SELECTED PASSAGE:
○ ○ ○ ○ ○
Also, if such behaviour is systemic, how should we bring about the paradigm
shift in handling such events? Such incidents will happen more often across
the world as e-governance becomes more predominant.

1 - [https://thewire.in/119578/aadhaar-sting-uidai-files-fir-
jour...](https://thewire.in/119578/aadhaar-sting-uidai-files-fir-journalist/)

------
chx
> We knew that they have been working on an NFC/smart card based system for
> around 4 years, without any visible result despite having spent over 4
> million EURs.

The public procurement process for the current system called RIGO was indeed
2013 but the whole process is much, much older than that. A more than 300 page
feasibility study was published in 2011
[https://www.bkk.hu/apps/docs/megvalosithatosagi_vizsgalat.pd...](https://www.bkk.hu/apps/docs/megvalosithatosagi_vizsgalat.pdf)
○ ○ ○ ○ ○
ENTRIES SHOWN:
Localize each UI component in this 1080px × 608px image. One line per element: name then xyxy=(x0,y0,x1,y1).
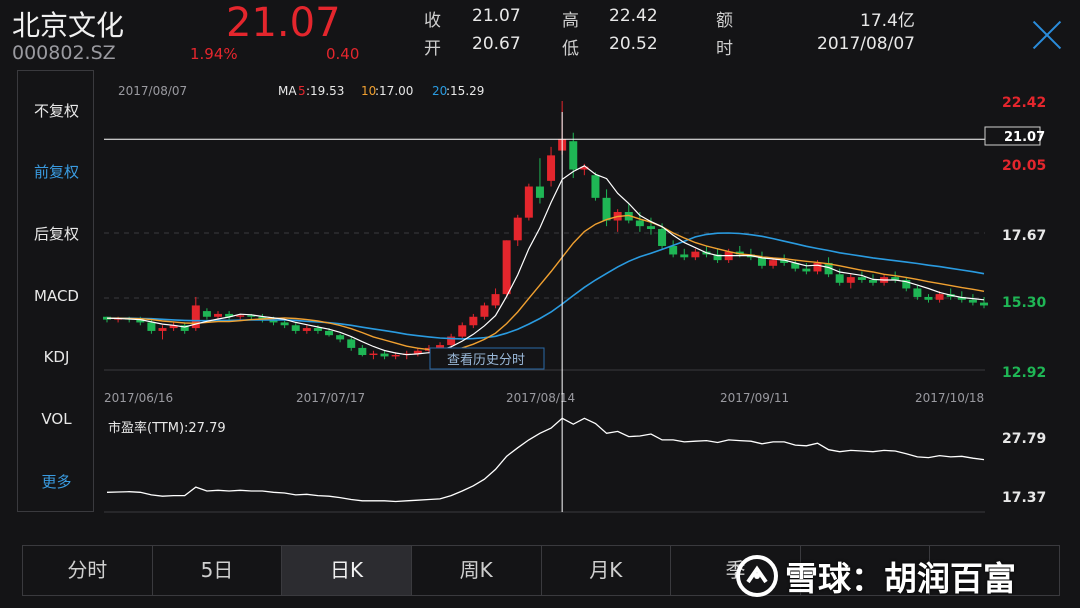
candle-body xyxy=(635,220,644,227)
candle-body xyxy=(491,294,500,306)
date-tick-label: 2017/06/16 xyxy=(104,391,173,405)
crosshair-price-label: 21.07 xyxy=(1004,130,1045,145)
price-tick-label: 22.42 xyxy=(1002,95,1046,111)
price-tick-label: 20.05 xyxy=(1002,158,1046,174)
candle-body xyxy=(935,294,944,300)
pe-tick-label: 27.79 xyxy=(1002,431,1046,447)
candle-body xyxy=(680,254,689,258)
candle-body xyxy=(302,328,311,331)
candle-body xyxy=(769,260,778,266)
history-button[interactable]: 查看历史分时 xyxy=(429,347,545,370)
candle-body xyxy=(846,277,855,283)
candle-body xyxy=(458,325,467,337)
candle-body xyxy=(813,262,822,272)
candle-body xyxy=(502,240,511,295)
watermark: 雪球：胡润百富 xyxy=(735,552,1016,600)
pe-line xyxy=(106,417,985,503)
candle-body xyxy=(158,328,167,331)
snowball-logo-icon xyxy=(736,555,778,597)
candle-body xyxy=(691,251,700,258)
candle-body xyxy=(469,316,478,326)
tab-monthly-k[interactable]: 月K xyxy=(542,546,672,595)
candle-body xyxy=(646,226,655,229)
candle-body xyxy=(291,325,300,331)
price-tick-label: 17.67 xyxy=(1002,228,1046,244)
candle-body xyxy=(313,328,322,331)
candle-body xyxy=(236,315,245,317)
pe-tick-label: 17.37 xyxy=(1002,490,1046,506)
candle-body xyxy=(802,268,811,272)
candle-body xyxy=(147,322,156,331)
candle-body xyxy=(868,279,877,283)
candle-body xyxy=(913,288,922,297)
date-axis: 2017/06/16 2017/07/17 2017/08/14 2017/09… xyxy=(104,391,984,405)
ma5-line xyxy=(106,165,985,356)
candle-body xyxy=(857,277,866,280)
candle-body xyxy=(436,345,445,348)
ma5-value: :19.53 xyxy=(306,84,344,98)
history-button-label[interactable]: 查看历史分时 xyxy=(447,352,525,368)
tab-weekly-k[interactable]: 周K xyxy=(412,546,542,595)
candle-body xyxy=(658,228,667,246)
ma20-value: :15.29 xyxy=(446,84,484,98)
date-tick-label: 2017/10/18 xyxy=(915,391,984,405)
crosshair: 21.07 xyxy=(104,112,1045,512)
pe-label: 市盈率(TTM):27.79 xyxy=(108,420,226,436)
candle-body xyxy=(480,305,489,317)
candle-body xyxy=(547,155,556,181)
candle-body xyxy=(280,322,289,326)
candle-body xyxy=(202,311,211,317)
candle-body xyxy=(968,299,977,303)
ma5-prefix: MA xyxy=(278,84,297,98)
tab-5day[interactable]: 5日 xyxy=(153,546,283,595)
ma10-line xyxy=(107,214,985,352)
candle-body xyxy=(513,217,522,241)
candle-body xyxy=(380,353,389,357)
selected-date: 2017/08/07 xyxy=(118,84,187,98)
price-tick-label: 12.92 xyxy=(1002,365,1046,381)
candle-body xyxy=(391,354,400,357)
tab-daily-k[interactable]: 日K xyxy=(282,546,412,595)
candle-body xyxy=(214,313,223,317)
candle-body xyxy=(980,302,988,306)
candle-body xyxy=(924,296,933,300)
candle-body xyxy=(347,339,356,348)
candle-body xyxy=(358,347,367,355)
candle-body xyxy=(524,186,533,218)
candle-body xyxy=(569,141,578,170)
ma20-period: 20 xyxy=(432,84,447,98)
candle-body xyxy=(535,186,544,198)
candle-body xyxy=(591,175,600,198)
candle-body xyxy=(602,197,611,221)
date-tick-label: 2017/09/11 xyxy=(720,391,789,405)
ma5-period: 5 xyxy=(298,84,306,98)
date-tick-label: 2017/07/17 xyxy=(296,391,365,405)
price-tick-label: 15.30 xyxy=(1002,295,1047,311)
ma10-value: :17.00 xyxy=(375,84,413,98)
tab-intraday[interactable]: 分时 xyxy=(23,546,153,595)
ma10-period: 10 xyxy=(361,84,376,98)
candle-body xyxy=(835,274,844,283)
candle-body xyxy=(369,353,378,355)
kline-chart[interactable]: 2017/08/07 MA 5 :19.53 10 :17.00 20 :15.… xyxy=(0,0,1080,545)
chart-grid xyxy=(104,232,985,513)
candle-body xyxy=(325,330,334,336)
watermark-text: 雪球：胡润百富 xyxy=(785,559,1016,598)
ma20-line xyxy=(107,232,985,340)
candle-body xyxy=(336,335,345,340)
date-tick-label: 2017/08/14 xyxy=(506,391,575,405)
○ ○ ○ ○ ○
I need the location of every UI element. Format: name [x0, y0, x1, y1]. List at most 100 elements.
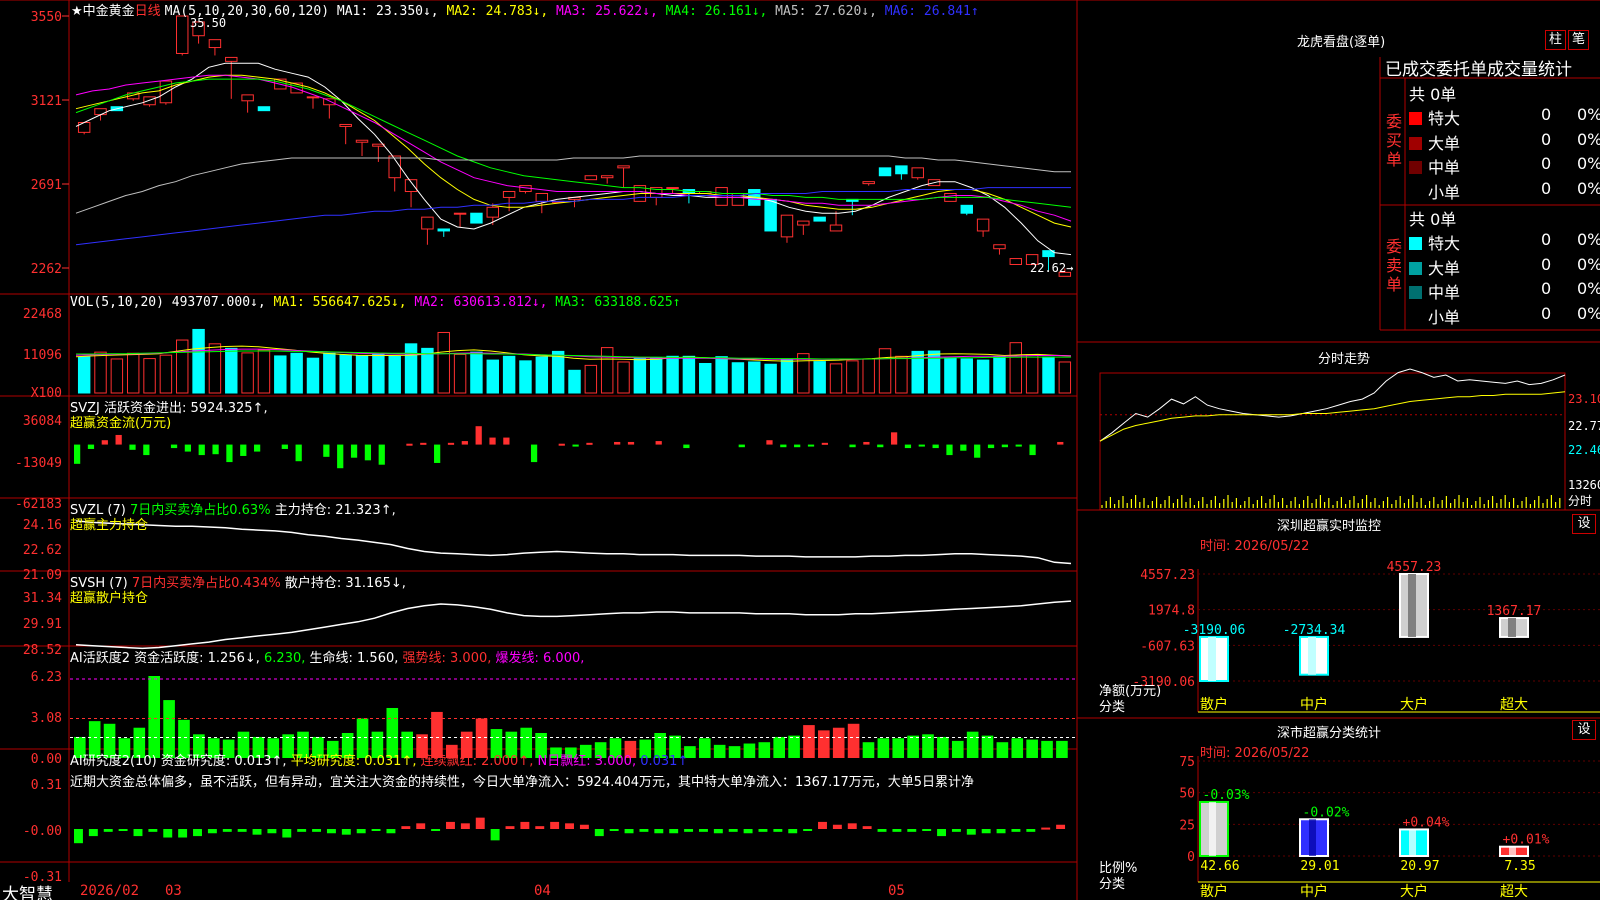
○ ○ ○ ○ ○
REQUIRED ACTIONS:
[1] According to the forum thread on e-governance and the RIGO system, in what year was the feasibility study published?
[2] Pick up the forum thread on e-governance and the RIGO system after its last sentence and continue it.

RESULTS IN ORDER:
[1] 2011

[2]
And a completely different system, called Elektra was announced in 2004 with a
2006 deadline.

This whole clusterfuck with RIGO starting in less than a year was absolutely
unnecessary since the 2011 study already suggested supporting contactless
credit cards so once RIGO starts the only ones using this online ticket
purchasing system will be those who have a credit card but not a contactless
one. This is a (very) rapidly shrinking audience.

------
skinnymuch
The list of bullet points of the egregious flaws in the software just get
worse and worse. It's crazy how I thought the first one or two would be the
worst since, but it just got worse.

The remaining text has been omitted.